------ Data to process ------
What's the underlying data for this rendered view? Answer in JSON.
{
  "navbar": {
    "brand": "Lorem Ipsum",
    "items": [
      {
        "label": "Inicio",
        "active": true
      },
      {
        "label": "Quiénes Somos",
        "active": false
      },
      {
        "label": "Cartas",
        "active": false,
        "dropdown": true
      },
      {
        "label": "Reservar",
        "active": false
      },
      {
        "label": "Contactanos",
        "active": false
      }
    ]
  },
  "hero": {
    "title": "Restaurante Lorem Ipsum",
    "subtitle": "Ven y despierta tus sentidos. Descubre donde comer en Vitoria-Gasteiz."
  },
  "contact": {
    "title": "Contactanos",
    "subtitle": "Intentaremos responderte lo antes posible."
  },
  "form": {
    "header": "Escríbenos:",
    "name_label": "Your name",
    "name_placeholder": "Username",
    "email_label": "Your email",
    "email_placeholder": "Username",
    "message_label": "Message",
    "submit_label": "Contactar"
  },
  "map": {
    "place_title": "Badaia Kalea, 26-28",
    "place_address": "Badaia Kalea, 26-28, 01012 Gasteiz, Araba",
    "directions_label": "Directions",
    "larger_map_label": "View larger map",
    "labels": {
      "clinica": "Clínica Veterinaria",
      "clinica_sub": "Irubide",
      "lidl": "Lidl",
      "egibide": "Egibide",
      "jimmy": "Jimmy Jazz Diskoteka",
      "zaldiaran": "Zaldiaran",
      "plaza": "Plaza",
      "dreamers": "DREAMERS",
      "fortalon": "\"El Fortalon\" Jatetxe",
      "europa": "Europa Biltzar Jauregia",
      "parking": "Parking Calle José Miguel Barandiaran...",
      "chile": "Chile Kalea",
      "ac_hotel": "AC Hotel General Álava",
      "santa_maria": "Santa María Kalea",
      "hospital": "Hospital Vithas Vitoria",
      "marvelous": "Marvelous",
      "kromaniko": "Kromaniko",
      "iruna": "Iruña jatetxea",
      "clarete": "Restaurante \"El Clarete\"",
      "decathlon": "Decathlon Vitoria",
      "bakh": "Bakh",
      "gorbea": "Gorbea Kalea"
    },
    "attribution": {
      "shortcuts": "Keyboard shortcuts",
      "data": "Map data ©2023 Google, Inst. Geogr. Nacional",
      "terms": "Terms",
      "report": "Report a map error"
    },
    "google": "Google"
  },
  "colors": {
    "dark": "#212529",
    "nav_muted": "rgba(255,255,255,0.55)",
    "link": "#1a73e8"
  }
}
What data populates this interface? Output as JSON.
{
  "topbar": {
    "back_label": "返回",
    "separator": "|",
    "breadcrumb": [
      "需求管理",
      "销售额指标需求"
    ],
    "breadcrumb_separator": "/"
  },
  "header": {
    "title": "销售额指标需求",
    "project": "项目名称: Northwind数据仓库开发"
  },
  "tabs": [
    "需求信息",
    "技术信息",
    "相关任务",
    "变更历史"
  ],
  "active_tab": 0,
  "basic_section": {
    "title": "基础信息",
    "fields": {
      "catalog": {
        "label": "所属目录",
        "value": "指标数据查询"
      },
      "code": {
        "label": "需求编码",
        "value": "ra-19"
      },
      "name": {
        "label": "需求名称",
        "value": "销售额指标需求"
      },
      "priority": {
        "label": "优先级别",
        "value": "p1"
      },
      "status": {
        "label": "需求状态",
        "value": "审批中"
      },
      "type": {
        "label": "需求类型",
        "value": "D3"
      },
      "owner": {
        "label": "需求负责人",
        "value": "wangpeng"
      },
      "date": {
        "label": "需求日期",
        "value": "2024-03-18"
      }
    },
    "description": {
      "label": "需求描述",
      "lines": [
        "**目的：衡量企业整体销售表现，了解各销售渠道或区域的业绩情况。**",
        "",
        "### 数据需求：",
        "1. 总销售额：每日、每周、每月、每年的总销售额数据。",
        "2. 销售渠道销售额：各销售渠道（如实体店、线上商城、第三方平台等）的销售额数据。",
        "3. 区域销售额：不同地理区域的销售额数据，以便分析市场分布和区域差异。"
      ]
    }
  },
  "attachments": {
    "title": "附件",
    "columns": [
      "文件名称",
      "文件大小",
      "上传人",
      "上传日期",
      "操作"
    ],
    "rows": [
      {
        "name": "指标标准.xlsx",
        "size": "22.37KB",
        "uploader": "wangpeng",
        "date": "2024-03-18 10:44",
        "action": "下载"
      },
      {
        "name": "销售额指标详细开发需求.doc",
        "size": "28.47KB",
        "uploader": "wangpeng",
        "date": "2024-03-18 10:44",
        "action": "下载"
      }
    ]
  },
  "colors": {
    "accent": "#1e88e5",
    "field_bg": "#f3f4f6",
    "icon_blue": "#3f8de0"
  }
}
------
→ Work to complete
Write out all records exactly, keeping every detail.

→ Task response
What's the underlying data for this rendered view? Answer in JSON.
{
  "navbar": {
    "brand": "Lorem Ipsum",
    "items": [
      {
        "label": "Inicio",
        "active": true
      },
      {
        "label": "Quiénes Somos",
        "active": false
      },
      {
        "label": "Cartas",
        "active": false,
        "dropdown": true
      },
      {
        "label": "Reservar",
        "active": false
      },
      {
        "label": "Contactanos",
        "active": false
      }
    ]
  },
  "hero": {
    "title": "Restaurante Lorem Ipsum",
    "subtitle": "Ven y despierta tus sentidos. Descubre donde comer en Vitoria-Gasteiz."
  },
  "contact": {
    "title": "Contactanos",
    "subtitle": "Intentaremos responderte lo antes posible."
  },
  "form": {
    "header": "Escríbenos:",
    "name_label": "Your name",
    "name_placeholder": "Username",
    "email_label": "Your email",
    "email_placeholder": "Username",
    "message_label": "Message",
    "submit_label": "Contactar"
  },
  "map": {
    "place_title": "Badaia Kalea, 26-28",
    "place_address": "Badaia Kalea, 26-28, 01012 Gasteiz, Araba",
    "directions_label": "Directions",
    "larger_map_label": "View larger map",
    "labels": {
      "clinica": "Clínica Veterinaria",
      "clinica_sub": "Irubide",
      "lidl": "Lidl",
      "egibide": "Egibide",
      "jimmy": "Jimmy Jazz Diskoteka",
      "zaldiaran": "Zaldiaran",
      "plaza": "Plaza",
      "dreamers": "DREAMERS",
      "fortalon": "\"El Fortalon\" Jatetxe",
      "europa": "Europa Biltzar Jauregia",
      "parking": "Parking Calle José Miguel Barandiaran...",
      "chile": "Chile Kalea",
      "ac_hotel": "AC Hotel General Álava",
      "santa_maria": "Santa María Kalea",
      "hospital": "Hospital Vithas Vitoria",
      "marvelous": "Marvelous",
      "kromaniko": "Kromaniko",
      "iruna": "Iruña jatetxea",
      "clarete": "Restaurante \"El Clarete\"",
      "decathlon": "Decathlon Vitoria",
      "bakh": "Bakh",
      "gorbea": "Gorbea Kalea"
    },
    "attribution": {
      "shortcuts": "Keyboard shortcuts",
      "data": "Map data ©2023 Google, Inst. Geogr. Nacional",
      "terms": "Terms",
      "report": "Report a map error"
    },
    "google": "Google"
  },
  "colors": {
    "dark": "#212529",
    "nav_muted": "rgba(255,255,255,0.55)",
    "link": "#1a73e8"
  }
}
What data populates this interface? Output as JSON.
{
  "topbar": {
    "back_label": "返回",
    "separator": "|",
    "breadcrumb": [
      "需求管理",
      "销售额指标需求"
    ],
    "breadcrumb_separator": "/"
  },
  "header": {
    "title": "销售额指标需求",
    "project": "项目名称: Northwind数据仓库开发"
  },
  "tabs": [
    "需求信息",
    "技术信息",
    "相关任务",
    "变更历史"
  ],
  "active_tab": 0,
  "basic_section": {
    "title": "基础信息",
    "fields": {
      "catalog": {
        "label": "所属目录",
        "value": "指标数据查询"
      },
      "code": {
        "label": "需求编码",
        "value": "ra-19"
      },
      "name": {
        "label": "需求名称",
        "value": "销售额指标需求"
      },
      "priority": {
        "label": "优先级别",
        "value": "p1"
      },
      "status": {
        "label": "需求状态",
        "value": "审批中"
      },
      "type": {
        "label": "需求类型",
        "value": "D3"
      },
      "owner": {
        "label": "需求负责人",
        "value": "wangpeng"
      },
      "date": {
        "label": "需求日期",
        "value": "2024-03-18"
      }
    },
    "description": {
      "label": "需求描述",
      "lines": [
        "**目的：衡量企业整体销售表现，了解各销售渠道或区域的业绩情况。**",
        "",
        "### 数据需求：",
        "1. 总销售额：每日、每周、每月、每年的总销售额数据。",
        "2. 销售渠道销售额：各销售渠道（如实体店、线上商城、第三方平台等）的销售额数据。",
        "3. 区域销售额：不同地理区域的销售额数据，以便分析市场分布和区域差异。"
      ]
    }
  },
  "attachments": {
    "title": "附件",
    "columns": [
      "文件名称",
      "文件大小",
      "上传人",
      "上传日期",
      "操作"
    ],
    "rows": [
      {
        "name": "指标标准.xlsx",
        "size": "22.37KB",
        "uploader": "wangpeng",
        "date": "2024-03-18 10:44",
        "action": "下载"
      },
      {
        "name": "销售额指标详细开发需求.doc",
        "size": "28.47KB",
        "uploader": "wangpeng",
        "date": "2024-03-18 10:44",
        "action": "下载"
      }
    ]
  },
  "colors": {
    "accent": "#1e88e5",
    "field_bg": "#f3f4f6",
    "icon_blue": "#3f8de0"
  }
}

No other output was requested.